**What is needed**
Starting at the line in the material below that contains "Text: 4: 4: [117, 47, 126, 61]" and stopping after the line that contains "What elements are", copy those lines into a numbered list. Leave out any blank lines.

**Dataset entries**

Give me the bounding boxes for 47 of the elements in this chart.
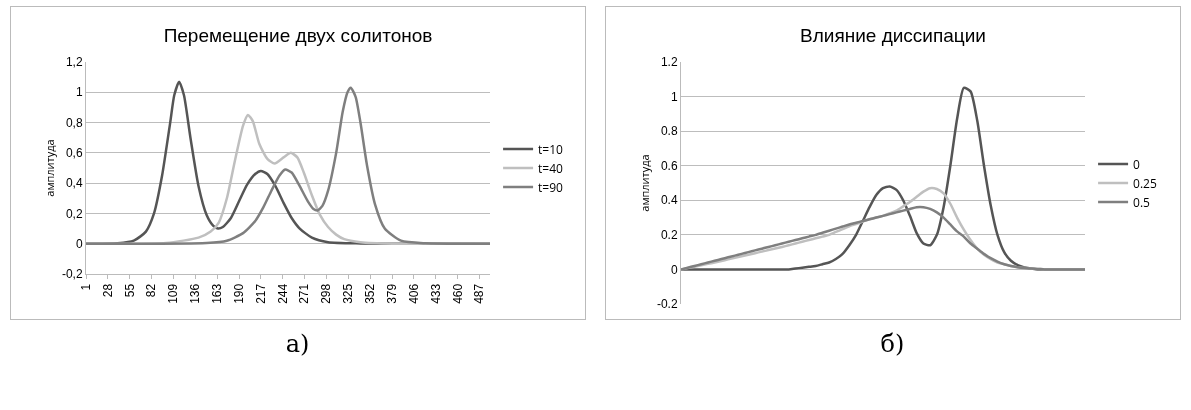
chart-title: Перемещение двух солитонов	[163, 25, 433, 47]
y-tick-label: 1	[670, 89, 678, 104]
y-tick-label: 0	[75, 236, 83, 251]
y-axis-title: амплитуда	[637, 154, 652, 212]
chart-title: Влияние диссипации	[800, 25, 986, 47]
x-tick-label: 82	[144, 283, 159, 298]
x-tick-label: 352	[363, 283, 378, 304]
legend-label: 0.25	[1133, 174, 1157, 192]
y-tick-label: 1.2	[660, 55, 678, 70]
y-tick-label: 0,4	[65, 176, 83, 191]
x-tick-label: 136	[188, 283, 203, 304]
text: а)	[284, 330, 311, 358]
legend-label: 0.5	[1133, 193, 1151, 211]
x-tick-label: 190	[231, 283, 246, 304]
line-series	[681, 205, 1085, 271]
y-tick-label: 0,6	[65, 146, 83, 161]
y-tick-label: 1,2	[65, 55, 83, 70]
legend-label: t=40	[538, 159, 564, 177]
x-tick-label: 163	[210, 283, 225, 304]
y-tick-label: 1	[75, 85, 83, 100]
x-tick-label: 55	[122, 283, 137, 298]
y-tick-label: 0.2	[660, 228, 678, 243]
legend-label: t=90	[538, 178, 564, 196]
text: б)	[879, 330, 906, 358]
x-tick-label: 325	[341, 283, 356, 304]
x-tick-label: 217	[253, 283, 268, 304]
x-tick-label: 244	[275, 283, 290, 304]
y-tick-label: -0,2	[61, 267, 83, 282]
y-tick-label: 0,2	[65, 206, 83, 221]
y-tick-label: 0.8	[660, 124, 678, 139]
x-tick-label: 298	[319, 283, 334, 304]
y-tick-label: 0.4	[660, 193, 678, 208]
y-tick-label: 0	[670, 262, 678, 277]
legend-label: 0	[1133, 155, 1141, 173]
x-tick-label: 379	[384, 283, 399, 304]
x-tick-label: 271	[297, 283, 312, 304]
x-tick-label: 406	[406, 283, 421, 304]
legend-label: t=10	[538, 140, 564, 158]
x-tick-label: 460	[450, 283, 465, 304]
x-tick-label: 487	[472, 283, 487, 304]
y-tick-label: 0.6	[660, 158, 678, 173]
x-tick-label: 28	[100, 283, 115, 298]
y-axis-title: амплитуда	[42, 139, 57, 197]
x-tick-label: 109	[166, 283, 181, 304]
x-tick-label: 433	[428, 283, 443, 304]
y-tick-label: 0,8	[65, 115, 83, 130]
y-tick-label: -0.2	[656, 297, 678, 312]
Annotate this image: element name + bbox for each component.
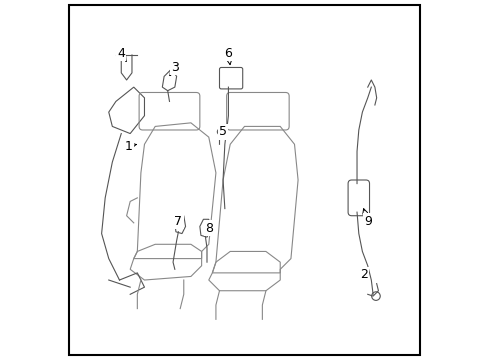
Text: 4: 4: [117, 47, 126, 61]
Text: 7: 7: [174, 215, 182, 228]
Text: 6: 6: [224, 47, 232, 64]
Text: 3: 3: [170, 61, 179, 76]
Text: 5: 5: [219, 125, 226, 138]
Text: 2: 2: [360, 268, 367, 281]
Text: 9: 9: [362, 209, 371, 228]
Text: 1: 1: [124, 140, 136, 153]
Text: 8: 8: [204, 222, 212, 235]
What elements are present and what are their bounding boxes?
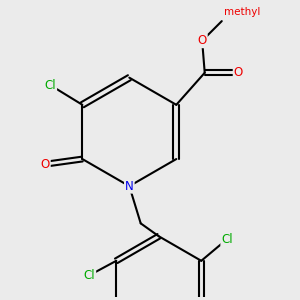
Text: O: O: [40, 158, 50, 171]
Text: O: O: [234, 66, 243, 79]
Text: methyl: methyl: [224, 7, 261, 17]
Text: Cl: Cl: [221, 232, 233, 246]
Text: Cl: Cl: [44, 79, 56, 92]
Text: O: O: [197, 34, 207, 47]
Text: Cl: Cl: [84, 269, 95, 282]
Text: N: N: [125, 180, 134, 193]
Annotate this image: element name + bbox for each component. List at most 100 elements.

**Solution**
1. Text: 4: 4: [117, 47, 126, 61]
2. Text: 7: 7: [174, 215, 182, 228]
3. Text: 6: 6: [224, 47, 232, 64]
4. Text: 3: 3: [170, 61, 179, 76]
5. Text: 5: 5: [219, 125, 226, 138]
6. Text: 2: 2: [360, 268, 367, 281]
7. Text: 9: 9: [362, 209, 371, 228]
8. Text: 1: 1: [124, 140, 136, 153]
9. Text: 8: 8: [204, 222, 212, 235]
10. What elements are present and what are their bounding boxes?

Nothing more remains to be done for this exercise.